| STATED EXERCISE |
Find the string "الحجاب" and gather every line that holds it.

| DATA SUPPLIED |
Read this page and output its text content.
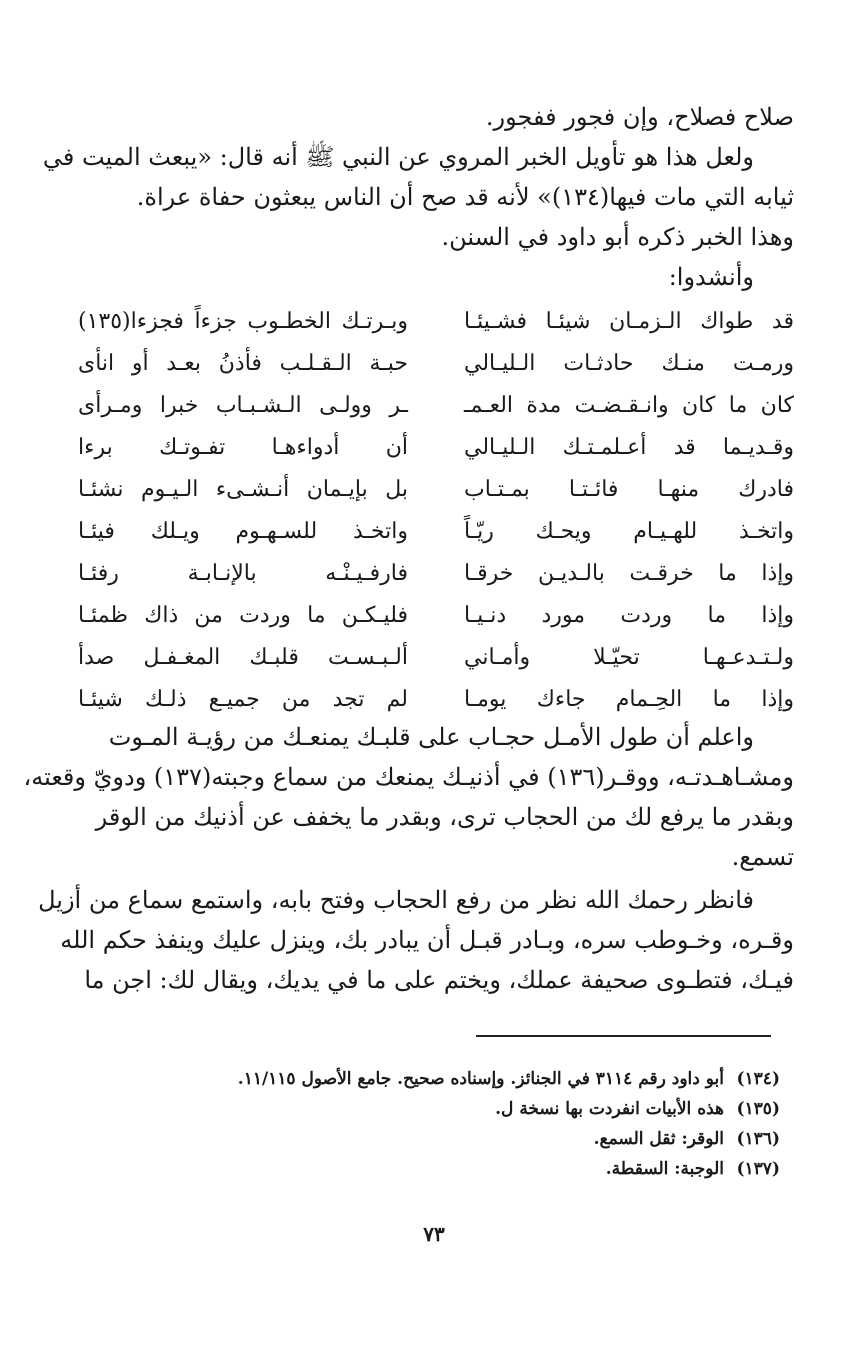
صلاح فصلاح، وإن فجور ففجور.
ولعل هذا هو تأويل الخبر المروي عن النبي ﷺ أنه قال: «يبعث الميت في
ثيابه التي مات فيها(١٣٤)» لأنه قد صح أن الناس يبعثون حفاة عراة.
وهذا الخبر ذكره أبو داود في السنن.
وأنشدوا:
قد طواك الـزمـان شيئـا فشـيئـا
وبـرتـك الخطـوب جزءاً فجزءا(١٣٥)
ورمـت منـك حادثـات الـليـالي
حبـة الـقـلـب فأذنُ بعـد أو انأى
كان ما كان وانـقـضـت مدة العـمـ
ـر وولـى الـشـبـاب خبرا ومـرأى
وقـديـما قد أعـلمـتـك الـليـالي
أن أدواءهـا تفـوتـك برءا
فادرك منهـا فائـتـا بمـتـاب
بل بإيـمان أنـشـىء الـيـوم نشئـا
واتخـذ للهـيـام ويحـك ريّـاً
واتخـذ للسـهـوم ويـلك فيئـا
وإذا ما خرقـت بالـديـن خرقـا
فارفـيـنْـه بالإنـابـة رفئـا
وإذا ما وردت مورد دنـيـا
فليـكـن ما وردت من ذاك ظمئـا
ولـتـدعـهـا تحيّـلا وأمـاني
ألـبـسـت قلبـك المغـفـل صدأ
وإذا ما الحِـمام جاءك يومـا
لم تجد من جميـع ذلـك شيئـا
واعلم أن طول الأمـل حجـاب على قلبـك يمنعـك من رؤيـة المـوت
ومشـاهـدتـه، ووقـر(١٣٦) في أذنيـك يمنعك من سماع وجبته(١٣٧) ودويّ وقعته،
وبقدر ما يرفع لك من الحجاب ترى، وبقدر ما يخفف عن أذنيك من الوقر
تسمع.
فانظر رحمك الله نظر من رفع الحجاب وفتح بابه، واستمع سماع من أزيل
وقـره، وخـوطب سره، وبـادر قبـل أن يبادر بك، وينزل عليك وينفذ حكم الله
فيـك، فتطـوى صحيفة عملك، ويختم على ما في يديك، ويقال لك: اجن ما
(١٣٤)أبو داود رقم ٣١١٤ في الجنائز. وإسناده صحيح. جامع الأصول ١١/١١٥.
(١٣٥)هذه الأبيات انفردت بها نسخة ل.
(١٣٦)الوقر: ثقل السمع.
(١٣٧)الوجبة: السقطة.
٧٣
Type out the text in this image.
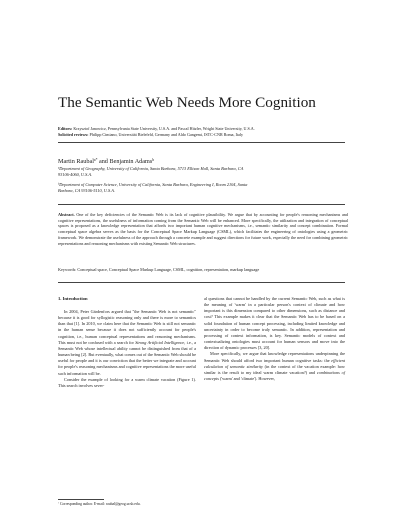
The Semantic Web Needs More Cognition
Editors: Krzysztof Janowicz, Pennsylvania State University, U.S.A. and Pascal Hitzler, Wright State University, U.S.A.
Solicited reviews: Philipp Cimiano, Universität Bielefeld, Germany and Aldo Gangemi, ISTC-CNR Roma, Italy
Martin Raubal$^{a*}$ and Benjamin Adams$^b$
$^a$Department of Geography, University of California, Santa Barbara, 5713 Ellison Hall, Santa Barbara, CA
93106-4060, U.S.A.
$^b$Department of Computer Science, University of California, Santa Barbara, Engineering I, Room 2104, Santa
Barbara, CA 93106-5110, U.S.A.
Abstract. One of the key deficiencies of the Semantic Web is its lack of cognitive plausibility. We argue that by accounting for people's reasoning mechanisms and cognitive representations, the usefulness of information coming from the Semantic Web will be enhanced. More specifically, the utilization and integration of conceptual spaces is proposed as a knowledge representation that affords two important human cognitive mechanisms, i.e., semantic similarity and concept combination. Formal conceptual space algebra serves as the basis for the Conceptual Space Markup Language (CSML), which facilitates the engineering of ontologies using a geometric framework. We demonstrate the usefulness of the approach through a concrete example and suggest directions for future work, especially the need for combining geometric representations and reasoning mechanisms with existing Semantic Web structures.
Keywords: Conceptual space, Conceptual Space Markup Language, CSML, cognition, representation, markup language
1. Introduction

In 2004, Peter Gärdenfors argued that "the Semantic Web is not semantic" because it is good for syllogistic reasoning only and there is more to semantics than that [1]. In 2010, we claim here that the Semantic Web is still not semantic in the human sense because it does not sufficiently account for people's cognition, i.e., human conceptual representations and reasoning mechanisms. This must not be confused with a search for Strong Artificial Intelligence, i.e., a Semantic Web whose intellectual ability cannot be distinguished from that of a human being [2]. But eventually, what comes out of the Semantic Web should be useful for people and it is our conviction that the better we integrate and account for people's reasoning mechanisms and cognitive representations the more useful such information will be.

Consider the example of looking for a warm climate vacation (Figure 1). This search involves sever-

al questions that cannot be handled by the current Semantic Web, such as what is the meaning of 'warm' in a particular person's context of climate and how important is this dimension compared to other dimensions, such as distance and cost? This example makes it clear that the Semantic Web has to be based on a solid foundation of human concept processing, including limited knowledge and uncertainty in order to become truly semantic. In addition, representation and processing of context information, is key. Semantic models of context and contextualizing ontologies must account for human sensors and move into the direction of dynamic processes [3, 20].

More specifically, we argue that knowledge representations underpinning the Semantic Web should afford two important human cognitive tasks: the efficient calculation of semantic similarity (in the context of the vacation example: how similar is the result to my ideal warm climate vacation?) and combinations of concepts ('warm' and 'climate'). However,

* Corresponding author. E-mail: raubal@geog.ucsb.edu.
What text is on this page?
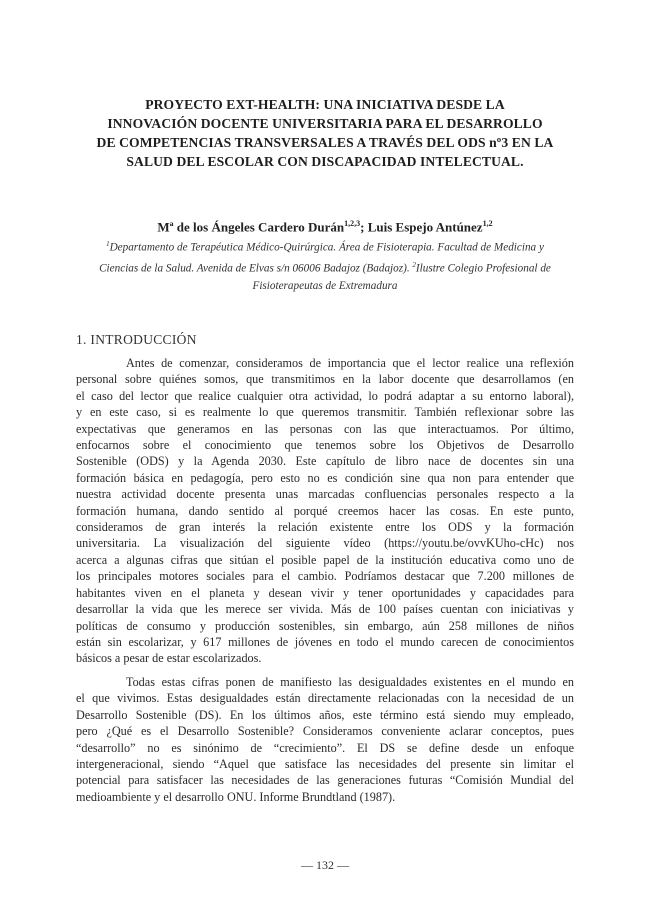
PROYECTO EXT-HEALTH: UNA INICIATIVA DESDE LA
INNOVACIÓN DOCENTE UNIVERSITARIA PARA EL DESARROLLO
DE COMPETENCIAS TRANSVERSALES A TRAVÉS DEL ODS nº3 EN LA
SALUD DEL ESCOLAR CON DISCAPACIDAD INTELECTUAL.
Mª de los Ángeles Cardero Durán$^{1,2,3}$; Luis Espejo Antúnez$^{1,2}$
$^1$Departamento de Terapéutica Médico-Quirúrgica. Área de Fisioterapia. Facultad de Medicina y
Ciencias de la Salud. Avenida de Elvas s/n 06006 Badajoz (Badajoz). $^2$Ilustre Colegio Profesional de
Fisioterapeutas de Extremadura
1. INTRODUCCIÓN
Antes de comenzar, consideramos de importancia que el lector realice una reflexión
personal sobre quiénes somos, que transmitimos en la labor docente que desarrollamos (en
el caso del lector que realice cualquier otra actividad, lo podrá adaptar a su entorno laboral),
y en este caso, si es realmente lo que queremos transmitir. También reflexionar sobre las
expectativas que generamos en las personas con las que interactuamos. Por último,
enfocarnos sobre el conocimiento que tenemos sobre los Objetivos de Desarrollo
Sostenible (ODS) y la Agenda 2030. Este capítulo de libro nace de docentes sin una
formación básica en pedagogía, pero esto no es condición sine qua non para entender que
nuestra actividad docente presenta unas marcadas confluencias personales respecto a la
formación humana, dando sentido al porqué creemos hacer las cosas. En este punto,
consideramos de gran interés la relación existente entre los ODS y la formación
universitaria. La visualización del siguiente vídeo (https://youtu.be/ovvKUho-cHc) nos
acerca a algunas cifras que sitúan el posible papel de la institución educativa como uno de
los principales motores sociales para el cambio. Podríamos destacar que 7.200 millones de
habitantes viven en el planeta y desean vivir y tener oportunidades y capacidades para
desarrollar la vida que les merece ser vivida. Más de 100 países cuentan con iniciativas y
políticas de consumo y producción sostenibles, sin embargo, aún 258 millones de niños
están sin escolarizar, y 617 millones de jóvenes en todo el mundo carecen de conocimientos
básicos a pesar de estar escolarizados.
Todas estas cifras ponen de manifiesto las desigualdades existentes en el mundo en
el que vivimos. Estas desigualdades están directamente relacionadas con la necesidad de un
Desarrollo Sostenible (DS). En los últimos años, este término está siendo muy empleado,
pero ¿Qué es el Desarrollo Sostenible? Consideramos conveniente aclarar conceptos, pues
“desarrollo” no es sinónimo de “crecimiento”. El DS se define desde un enfoque
intergeneracional, siendo “Aquel que satisface las necesidades del presente sin limitar el
potencial para satisfacer las necesidades de las generaciones futuras “Comisión Mundial del
medioambiente y el desarrollo ONU. Informe Brundtland (1987).
— 132 —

| RESULT |
وبقدر ما يرفع لك من الحجاب ترى، وبقدر ما يخفف عن أذنيك من الوقر
فانظر رحمك الله نظر من رفع الحجاب وفتح بابه، واستمع سماع من أزيل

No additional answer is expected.